Entries of boxed elements:
######

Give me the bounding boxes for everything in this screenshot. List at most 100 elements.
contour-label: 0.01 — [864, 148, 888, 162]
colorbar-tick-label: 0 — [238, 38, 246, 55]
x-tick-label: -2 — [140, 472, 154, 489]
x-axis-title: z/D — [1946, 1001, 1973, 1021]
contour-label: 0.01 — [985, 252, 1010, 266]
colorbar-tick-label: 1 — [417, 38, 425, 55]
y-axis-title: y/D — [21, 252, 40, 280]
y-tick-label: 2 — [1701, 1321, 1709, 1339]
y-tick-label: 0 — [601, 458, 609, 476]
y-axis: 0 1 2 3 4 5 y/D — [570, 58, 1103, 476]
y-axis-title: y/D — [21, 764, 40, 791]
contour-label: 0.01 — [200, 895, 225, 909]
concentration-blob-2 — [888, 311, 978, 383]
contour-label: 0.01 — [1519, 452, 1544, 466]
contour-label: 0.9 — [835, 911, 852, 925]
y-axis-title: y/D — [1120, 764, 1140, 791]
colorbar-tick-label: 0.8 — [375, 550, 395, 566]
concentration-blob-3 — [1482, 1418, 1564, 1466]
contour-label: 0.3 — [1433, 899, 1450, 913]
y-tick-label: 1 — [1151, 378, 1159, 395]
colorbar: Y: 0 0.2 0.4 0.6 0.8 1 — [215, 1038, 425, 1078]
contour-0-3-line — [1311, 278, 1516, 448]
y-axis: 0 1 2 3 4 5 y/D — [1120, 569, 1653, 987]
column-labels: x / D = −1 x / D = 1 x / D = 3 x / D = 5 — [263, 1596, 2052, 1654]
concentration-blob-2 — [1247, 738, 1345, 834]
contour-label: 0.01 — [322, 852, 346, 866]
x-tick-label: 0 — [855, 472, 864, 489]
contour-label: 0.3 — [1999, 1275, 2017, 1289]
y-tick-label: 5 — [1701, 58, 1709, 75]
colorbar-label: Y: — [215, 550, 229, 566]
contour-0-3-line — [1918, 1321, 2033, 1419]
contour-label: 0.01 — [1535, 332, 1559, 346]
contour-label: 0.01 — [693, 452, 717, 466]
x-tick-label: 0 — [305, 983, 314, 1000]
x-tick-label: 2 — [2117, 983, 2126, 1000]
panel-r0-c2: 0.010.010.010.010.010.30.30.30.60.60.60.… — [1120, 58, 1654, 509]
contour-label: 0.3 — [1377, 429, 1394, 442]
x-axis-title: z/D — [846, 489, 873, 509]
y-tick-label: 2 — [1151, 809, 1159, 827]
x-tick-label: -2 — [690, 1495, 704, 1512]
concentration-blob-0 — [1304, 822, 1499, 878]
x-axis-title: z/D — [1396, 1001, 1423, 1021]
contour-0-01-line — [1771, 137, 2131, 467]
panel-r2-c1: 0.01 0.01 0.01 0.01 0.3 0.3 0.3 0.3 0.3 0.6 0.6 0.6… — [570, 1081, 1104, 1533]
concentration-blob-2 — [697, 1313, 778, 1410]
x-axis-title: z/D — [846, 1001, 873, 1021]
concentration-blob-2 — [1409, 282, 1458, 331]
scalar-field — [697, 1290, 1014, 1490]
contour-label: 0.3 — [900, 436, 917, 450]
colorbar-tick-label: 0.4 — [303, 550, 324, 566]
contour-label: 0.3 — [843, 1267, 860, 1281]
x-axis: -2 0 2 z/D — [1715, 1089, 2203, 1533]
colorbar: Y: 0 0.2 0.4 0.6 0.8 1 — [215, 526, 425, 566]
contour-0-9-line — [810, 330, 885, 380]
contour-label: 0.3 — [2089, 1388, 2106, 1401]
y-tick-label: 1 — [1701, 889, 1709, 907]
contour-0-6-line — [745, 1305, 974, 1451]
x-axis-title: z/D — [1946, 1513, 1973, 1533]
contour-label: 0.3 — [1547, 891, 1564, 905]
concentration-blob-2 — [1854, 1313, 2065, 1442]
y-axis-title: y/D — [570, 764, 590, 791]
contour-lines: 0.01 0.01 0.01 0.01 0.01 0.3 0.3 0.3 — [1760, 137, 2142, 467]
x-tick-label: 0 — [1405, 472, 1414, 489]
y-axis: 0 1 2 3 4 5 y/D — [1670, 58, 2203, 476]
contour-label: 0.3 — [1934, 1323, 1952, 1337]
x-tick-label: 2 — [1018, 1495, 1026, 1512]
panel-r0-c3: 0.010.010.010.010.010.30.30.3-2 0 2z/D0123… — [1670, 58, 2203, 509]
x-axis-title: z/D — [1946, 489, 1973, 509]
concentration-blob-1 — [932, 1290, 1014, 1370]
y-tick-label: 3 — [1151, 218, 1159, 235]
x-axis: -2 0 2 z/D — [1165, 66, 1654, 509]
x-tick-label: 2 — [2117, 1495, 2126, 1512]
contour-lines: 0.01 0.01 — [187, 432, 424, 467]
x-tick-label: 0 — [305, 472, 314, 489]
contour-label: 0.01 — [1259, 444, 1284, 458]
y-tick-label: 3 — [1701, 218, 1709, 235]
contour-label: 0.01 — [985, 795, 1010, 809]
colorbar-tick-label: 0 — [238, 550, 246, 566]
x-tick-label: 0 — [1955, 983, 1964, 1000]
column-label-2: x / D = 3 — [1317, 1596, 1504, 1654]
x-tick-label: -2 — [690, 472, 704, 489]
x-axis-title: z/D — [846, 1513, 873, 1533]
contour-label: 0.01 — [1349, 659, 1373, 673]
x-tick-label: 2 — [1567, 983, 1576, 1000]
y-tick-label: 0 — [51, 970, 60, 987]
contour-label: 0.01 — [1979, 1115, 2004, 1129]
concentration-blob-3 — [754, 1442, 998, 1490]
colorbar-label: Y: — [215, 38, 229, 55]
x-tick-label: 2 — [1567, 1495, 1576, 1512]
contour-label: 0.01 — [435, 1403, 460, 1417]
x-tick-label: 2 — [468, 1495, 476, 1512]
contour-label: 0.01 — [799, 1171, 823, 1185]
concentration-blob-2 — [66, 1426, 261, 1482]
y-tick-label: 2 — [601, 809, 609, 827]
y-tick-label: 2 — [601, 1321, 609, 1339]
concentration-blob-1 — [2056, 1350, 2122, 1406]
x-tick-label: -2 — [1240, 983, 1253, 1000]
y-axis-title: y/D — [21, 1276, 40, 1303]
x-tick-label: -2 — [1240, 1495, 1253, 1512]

######

WHAT THE EXERCISE ASKS —
Write out every line of the listing above without changing anything.

TASK ANSWER —
Give me the bounding boxes for everything in this screenshot. List at most 100 elements.
contour-label: 0.01 — [864, 148, 888, 162]
colorbar-tick-label: 0 — [238, 38, 246, 55]
x-tick-label: -2 — [140, 472, 154, 489]
x-axis-title: z/D — [1946, 1001, 1973, 1021]
contour-label: 0.01 — [985, 252, 1010, 266]
colorbar-tick-label: 1 — [417, 38, 425, 55]
y-axis-title: y/D — [21, 252, 40, 280]
y-tick-label: 2 — [1701, 1321, 1709, 1339]
y-tick-label: 0 — [601, 458, 609, 476]
y-axis: 0 1 2 3 4 5 y/D — [570, 58, 1103, 476]
y-axis-title: y/D — [21, 764, 40, 791]
contour-label: 0.01 — [200, 895, 225, 909]
concentration-blob-2 — [888, 311, 978, 383]
contour-label: 0.01 — [1519, 452, 1544, 466]
contour-label: 0.9 — [835, 911, 852, 925]
y-axis-title: y/D — [1120, 764, 1140, 791]
colorbar-tick-label: 0.8 — [375, 550, 395, 566]
concentration-blob-3 — [1482, 1418, 1564, 1466]
contour-label: 0.3 — [1433, 899, 1450, 913]
y-tick-label: 1 — [1151, 378, 1159, 395]
colorbar: Y: 0 0.2 0.4 0.6 0.8 1 — [215, 1038, 425, 1078]
contour-0-3-line — [1311, 278, 1516, 448]
y-axis: 0 1 2 3 4 5 y/D — [1120, 569, 1653, 987]
column-labels: x / D = −1 x / D = 1 x / D = 3 x / D = 5 — [263, 1596, 2052, 1654]
concentration-blob-2 — [1247, 738, 1345, 834]
contour-label: 0.01 — [322, 852, 346, 866]
x-tick-label: 0 — [855, 472, 864, 489]
contour-label: 0.3 — [1999, 1275, 2017, 1289]
y-tick-label: 5 — [1701, 58, 1709, 75]
colorbar-label: Y: — [215, 550, 229, 566]
contour-0-3-line — [1918, 1321, 2033, 1419]
contour-label: 0.01 — [1535, 332, 1559, 346]
contour-label: 0.01 — [693, 452, 717, 466]
x-tick-label: 0 — [305, 983, 314, 1000]
x-tick-label: 2 — [2117, 983, 2126, 1000]
panel-r0-c2: 0.010.010.010.010.010.30.30.30.60.60.60.… — [1120, 58, 1654, 509]
contour-label: 0.3 — [1377, 429, 1394, 442]
x-axis-title: z/D — [846, 489, 873, 509]
y-tick-label: 2 — [1151, 809, 1159, 827]
x-tick-label: -2 — [690, 1495, 704, 1512]
concentration-blob-0 — [1304, 822, 1499, 878]
x-axis-title: z/D — [1396, 1001, 1423, 1021]
contour-0-01-line — [1771, 137, 2131, 467]
panel-r2-c1: 0.01 0.01 0.01 0.01 0.3 0.3 0.3 0.3 0.3 0.6 0.6 0.6… — [570, 1081, 1104, 1533]
concentration-blob-2 — [697, 1313, 778, 1410]
x-axis-title: z/D — [846, 1001, 873, 1021]
concentration-blob-2 — [1409, 282, 1458, 331]
scalar-field — [697, 1290, 1014, 1490]
contour-label: 0.3 — [900, 436, 917, 450]
colorbar-tick-label: 0.4 — [303, 550, 324, 566]
contour-label: 0.3 — [843, 1267, 860, 1281]
x-axis: -2 0 2 z/D — [1715, 1089, 2203, 1533]
colorbar: Y: 0 0.2 0.4 0.6 0.8 1 — [215, 526, 425, 566]
contour-0-9-line — [810, 330, 885, 380]
contour-label: 0.3 — [2089, 1388, 2106, 1401]
y-tick-label: 1 — [1701, 889, 1709, 907]
contour-0-6-line — [745, 1305, 974, 1451]
x-axis-title: z/D — [1946, 1513, 1973, 1533]
contour-label: 0.3 — [1547, 891, 1564, 905]
concentration-blob-2 — [1854, 1313, 2065, 1442]
y-axis-title: y/D — [570, 764, 590, 791]
contour-lines: 0.01 0.01 0.01 0.01 0.01 0.3 0.3 0.3 — [1760, 137, 2142, 467]
x-tick-label: 0 — [1405, 472, 1414, 489]
y-axis: 0 1 2 3 4 5 y/D — [1670, 58, 2203, 476]
contour-label: 0.3 — [1934, 1323, 1952, 1337]
x-tick-label: 2 — [1018, 1495, 1026, 1512]
panel-r0-c3: 0.010.010.010.010.010.30.30.3-2 0 2z/D0123… — [1670, 58, 2203, 509]
x-axis-title: z/D — [1946, 489, 1973, 509]
concentration-blob-1 — [932, 1290, 1014, 1370]
y-tick-label: 3 — [1151, 218, 1159, 235]
x-axis: -2 0 2 z/D — [1165, 66, 1654, 509]
x-tick-label: 2 — [2117, 1495, 2126, 1512]
contour-lines: 0.01 0.01 — [187, 432, 424, 467]
x-tick-label: 0 — [305, 472, 314, 489]
contour-label: 0.01 — [1259, 444, 1284, 458]
y-tick-label: 3 — [1701, 218, 1709, 235]
contour-label: 0.01 — [985, 795, 1010, 809]
colorbar-tick-label: 0 — [238, 550, 246, 566]
x-tick-label: 0 — [1955, 983, 1964, 1000]
column-label-2: x / D = 3 — [1317, 1596, 1504, 1654]
x-tick-label: -2 — [690, 472, 704, 489]
x-axis-title: z/D — [846, 1513, 873, 1533]
contour-label: 0.01 — [1349, 659, 1373, 673]
x-tick-label: 2 — [1567, 983, 1576, 1000]
y-tick-label: 0 — [51, 970, 60, 987]
contour-label: 0.01 — [1979, 1115, 2004, 1129]
concentration-blob-3 — [754, 1442, 998, 1490]
colorbar-label: Y: — [215, 38, 229, 55]
x-tick-label: 2 — [1567, 1495, 1576, 1512]
contour-label: 0.01 — [435, 1403, 460, 1417]
x-tick-label: 2 — [468, 1495, 476, 1512]
contour-label: 0.01 — [799, 1171, 823, 1185]
concentration-blob-2 — [66, 1426, 261, 1482]
y-tick-label: 2 — [601, 809, 609, 827]
y-tick-label: 2 — [601, 1321, 609, 1339]
concentration-blob-1 — [2056, 1350, 2122, 1406]
x-tick-label: -2 — [1240, 983, 1253, 1000]
y-axis-title: y/D — [21, 1276, 40, 1303]
x-tick-label: -2 — [1240, 1495, 1253, 1512]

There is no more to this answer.